» **TASK STATEMENT**
Copy the data below line for line, changing nothing.
— START LISTING —
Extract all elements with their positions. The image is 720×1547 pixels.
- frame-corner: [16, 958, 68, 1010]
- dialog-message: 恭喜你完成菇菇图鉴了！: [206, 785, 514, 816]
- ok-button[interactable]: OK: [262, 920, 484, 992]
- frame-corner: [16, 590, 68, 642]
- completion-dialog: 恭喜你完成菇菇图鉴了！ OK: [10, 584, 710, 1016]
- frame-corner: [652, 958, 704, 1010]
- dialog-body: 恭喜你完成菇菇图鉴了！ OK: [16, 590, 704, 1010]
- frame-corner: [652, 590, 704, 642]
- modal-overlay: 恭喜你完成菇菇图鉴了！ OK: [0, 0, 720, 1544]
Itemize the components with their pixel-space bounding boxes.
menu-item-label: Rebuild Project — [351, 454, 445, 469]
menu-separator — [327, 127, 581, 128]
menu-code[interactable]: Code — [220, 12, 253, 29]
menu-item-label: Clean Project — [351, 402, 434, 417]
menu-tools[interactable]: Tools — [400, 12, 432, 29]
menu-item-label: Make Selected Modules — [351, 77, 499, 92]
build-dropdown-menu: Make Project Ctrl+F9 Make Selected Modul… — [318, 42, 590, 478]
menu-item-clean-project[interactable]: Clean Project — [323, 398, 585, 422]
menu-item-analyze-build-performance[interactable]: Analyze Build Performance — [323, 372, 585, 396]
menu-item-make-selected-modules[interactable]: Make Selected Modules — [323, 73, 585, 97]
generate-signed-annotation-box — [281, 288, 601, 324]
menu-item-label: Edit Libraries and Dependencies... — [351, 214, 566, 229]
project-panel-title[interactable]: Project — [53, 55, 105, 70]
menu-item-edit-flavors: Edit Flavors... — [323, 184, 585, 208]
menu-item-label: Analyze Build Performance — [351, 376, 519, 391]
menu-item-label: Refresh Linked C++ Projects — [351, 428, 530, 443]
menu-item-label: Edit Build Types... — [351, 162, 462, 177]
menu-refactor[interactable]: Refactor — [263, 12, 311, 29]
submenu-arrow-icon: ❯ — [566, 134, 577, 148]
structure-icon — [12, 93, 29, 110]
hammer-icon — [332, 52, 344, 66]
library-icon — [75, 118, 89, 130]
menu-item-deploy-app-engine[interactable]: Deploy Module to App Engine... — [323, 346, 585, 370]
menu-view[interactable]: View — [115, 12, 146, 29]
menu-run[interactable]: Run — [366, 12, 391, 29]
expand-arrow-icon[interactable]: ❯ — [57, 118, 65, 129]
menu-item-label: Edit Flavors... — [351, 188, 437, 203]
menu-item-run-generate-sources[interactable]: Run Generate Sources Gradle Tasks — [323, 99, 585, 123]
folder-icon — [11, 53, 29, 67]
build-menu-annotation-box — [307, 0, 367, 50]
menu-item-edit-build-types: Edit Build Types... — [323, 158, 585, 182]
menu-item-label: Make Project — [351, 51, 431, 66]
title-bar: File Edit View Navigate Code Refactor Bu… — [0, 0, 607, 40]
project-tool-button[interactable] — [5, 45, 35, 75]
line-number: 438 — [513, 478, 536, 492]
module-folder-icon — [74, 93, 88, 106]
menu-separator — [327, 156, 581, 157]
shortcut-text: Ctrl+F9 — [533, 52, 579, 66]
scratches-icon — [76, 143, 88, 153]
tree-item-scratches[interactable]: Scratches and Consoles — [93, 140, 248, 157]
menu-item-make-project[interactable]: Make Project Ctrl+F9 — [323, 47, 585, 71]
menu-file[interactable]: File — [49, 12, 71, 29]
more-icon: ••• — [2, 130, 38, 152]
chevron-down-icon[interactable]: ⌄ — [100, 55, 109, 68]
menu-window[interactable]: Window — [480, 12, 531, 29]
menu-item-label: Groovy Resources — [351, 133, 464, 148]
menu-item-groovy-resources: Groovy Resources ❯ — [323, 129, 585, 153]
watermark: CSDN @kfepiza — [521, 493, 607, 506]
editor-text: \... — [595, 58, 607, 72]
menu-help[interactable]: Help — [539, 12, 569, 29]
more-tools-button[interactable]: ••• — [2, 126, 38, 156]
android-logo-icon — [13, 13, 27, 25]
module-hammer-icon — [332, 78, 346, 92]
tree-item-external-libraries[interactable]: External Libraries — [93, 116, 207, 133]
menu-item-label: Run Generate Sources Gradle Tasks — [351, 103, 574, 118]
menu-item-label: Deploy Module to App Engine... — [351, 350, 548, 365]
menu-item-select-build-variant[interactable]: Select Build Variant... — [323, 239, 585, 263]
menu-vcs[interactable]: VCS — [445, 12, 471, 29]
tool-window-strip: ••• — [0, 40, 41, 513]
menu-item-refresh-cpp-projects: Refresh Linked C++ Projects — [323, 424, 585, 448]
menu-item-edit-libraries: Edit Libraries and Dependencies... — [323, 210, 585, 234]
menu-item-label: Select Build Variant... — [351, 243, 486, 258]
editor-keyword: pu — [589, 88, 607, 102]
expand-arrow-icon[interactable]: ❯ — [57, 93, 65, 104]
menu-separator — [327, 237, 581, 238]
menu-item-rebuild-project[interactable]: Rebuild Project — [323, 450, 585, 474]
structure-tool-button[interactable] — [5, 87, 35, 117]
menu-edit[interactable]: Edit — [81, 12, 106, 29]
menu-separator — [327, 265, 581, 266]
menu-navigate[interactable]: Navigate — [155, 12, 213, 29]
— END LISTING —
» **SOLVED EXERCISE**
Extract all elements with their positions. The image is 720×1547 pixels.
- frame-corner: [16, 958, 68, 1010]
- dialog-message: 恭喜你完成菇菇图鉴了！: [206, 785, 514, 816]
- ok-button[interactable]: OK: [262, 920, 484, 992]
- frame-corner: [16, 590, 68, 642]
- completion-dialog: 恭喜你完成菇菇图鉴了！ OK: [10, 584, 710, 1016]
- frame-corner: [652, 958, 704, 1010]
- dialog-body: 恭喜你完成菇菇图鉴了！ OK: [16, 590, 704, 1010]
- frame-corner: [652, 590, 704, 642]
- modal-overlay: 恭喜你完成菇菇图鉴了！ OK: [0, 0, 720, 1544]
Itemize the components with their pixel-space bounding boxes.
menu-item-label: Rebuild Project — [351, 454, 445, 469]
menu-separator — [327, 127, 581, 128]
menu-code[interactable]: Code — [220, 12, 253, 29]
menu-item-label: Clean Project — [351, 402, 434, 417]
menu-tools[interactable]: Tools — [400, 12, 432, 29]
menu-item-label: Make Selected Modules — [351, 77, 499, 92]
build-dropdown-menu: Make Project Ctrl+F9 Make Selected Modul… — [318, 42, 590, 478]
menu-item-clean-project[interactable]: Clean Project — [323, 398, 585, 422]
menu-item-analyze-build-performance[interactable]: Analyze Build Performance — [323, 372, 585, 396]
menu-item-make-selected-modules[interactable]: Make Selected Modules — [323, 73, 585, 97]
generate-signed-annotation-box — [281, 288, 601, 324]
menu-item-label: Edit Libraries and Dependencies... — [351, 214, 566, 229]
project-panel-title[interactable]: Project — [53, 55, 105, 70]
menu-item-edit-flavors: Edit Flavors... — [323, 184, 585, 208]
menu-item-label: Analyze Build Performance — [351, 376, 519, 391]
menu-item-label: Refresh Linked C++ Projects — [351, 428, 530, 443]
menu-item-label: Edit Build Types... — [351, 162, 462, 177]
menu-refactor[interactable]: Refactor — [263, 12, 311, 29]
submenu-arrow-icon: ❯ — [566, 134, 577, 148]
structure-icon — [12, 93, 29, 110]
hammer-icon — [332, 52, 344, 66]
library-icon — [75, 118, 89, 130]
menu-item-deploy-app-engine[interactable]: Deploy Module to App Engine... — [323, 346, 585, 370]
menu-view[interactable]: View — [115, 12, 146, 29]
menu-run[interactable]: Run — [366, 12, 391, 29]
expand-arrow-icon[interactable]: ❯ — [57, 118, 65, 129]
menu-item-label: Edit Flavors... — [351, 188, 437, 203]
menu-item-run-generate-sources[interactable]: Run Generate Sources Gradle Tasks — [323, 99, 585, 123]
folder-icon — [11, 53, 29, 67]
build-menu-annotation-box — [307, 0, 367, 50]
menu-item-edit-build-types: Edit Build Types... — [323, 158, 585, 182]
menu-item-label: Make Project — [351, 51, 431, 66]
title-bar: File Edit View Navigate Code Refactor Bu… — [0, 0, 607, 40]
project-tool-button[interactable] — [5, 45, 35, 75]
line-number: 438 — [513, 478, 536, 492]
module-folder-icon — [74, 93, 88, 106]
menu-separator — [327, 156, 581, 157]
shortcut-text: Ctrl+F9 — [533, 52, 579, 66]
scratches-icon — [76, 143, 88, 153]
tree-item-scratches[interactable]: Scratches and Consoles — [93, 140, 248, 157]
menu-item-make-project[interactable]: Make Project Ctrl+F9 — [323, 47, 585, 71]
menu-file[interactable]: File — [49, 12, 71, 29]
more-icon: ••• — [2, 130, 38, 152]
chevron-down-icon[interactable]: ⌄ — [100, 55, 109, 68]
menu-window[interactable]: Window — [480, 12, 531, 29]
menu-item-label: Groovy Resources — [351, 133, 464, 148]
menu-item-groovy-resources: Groovy Resources ❯ — [323, 129, 585, 153]
watermark: CSDN @kfepiza — [521, 493, 607, 506]
editor-text: \... — [595, 58, 607, 72]
menu-help[interactable]: Help — [539, 12, 569, 29]
more-tools-button[interactable]: ••• — [2, 126, 38, 156]
android-logo-icon — [13, 13, 27, 25]
module-hammer-icon — [332, 78, 346, 92]
tree-item-external-libraries[interactable]: External Libraries — [93, 116, 207, 133]
menu-item-label: Run Generate Sources Gradle Tasks — [351, 103, 574, 118]
menu-item-label: Deploy Module to App Engine... — [351, 350, 548, 365]
menu-item-select-build-variant[interactable]: Select Build Variant... — [323, 239, 585, 263]
menu-vcs[interactable]: VCS — [445, 12, 471, 29]
tool-window-strip: ••• — [0, 40, 41, 513]
menu-item-refresh-cpp-projects: Refresh Linked C++ Projects — [323, 424, 585, 448]
menu-item-edit-libraries: Edit Libraries and Dependencies... — [323, 210, 585, 234]
menu-item-label: Select Build Variant... — [351, 243, 486, 258]
editor-keyword: pu — [589, 88, 607, 102]
expand-arrow-icon[interactable]: ❯ — [57, 93, 65, 104]
menu-separator — [327, 237, 581, 238]
menu-item-rebuild-project[interactable]: Rebuild Project — [323, 450, 585, 474]
structure-tool-button[interactable] — [5, 87, 35, 117]
menu-edit[interactable]: Edit — [81, 12, 106, 29]
menu-separator — [327, 265, 581, 266]
menu-navigate[interactable]: Navigate — [155, 12, 213, 29]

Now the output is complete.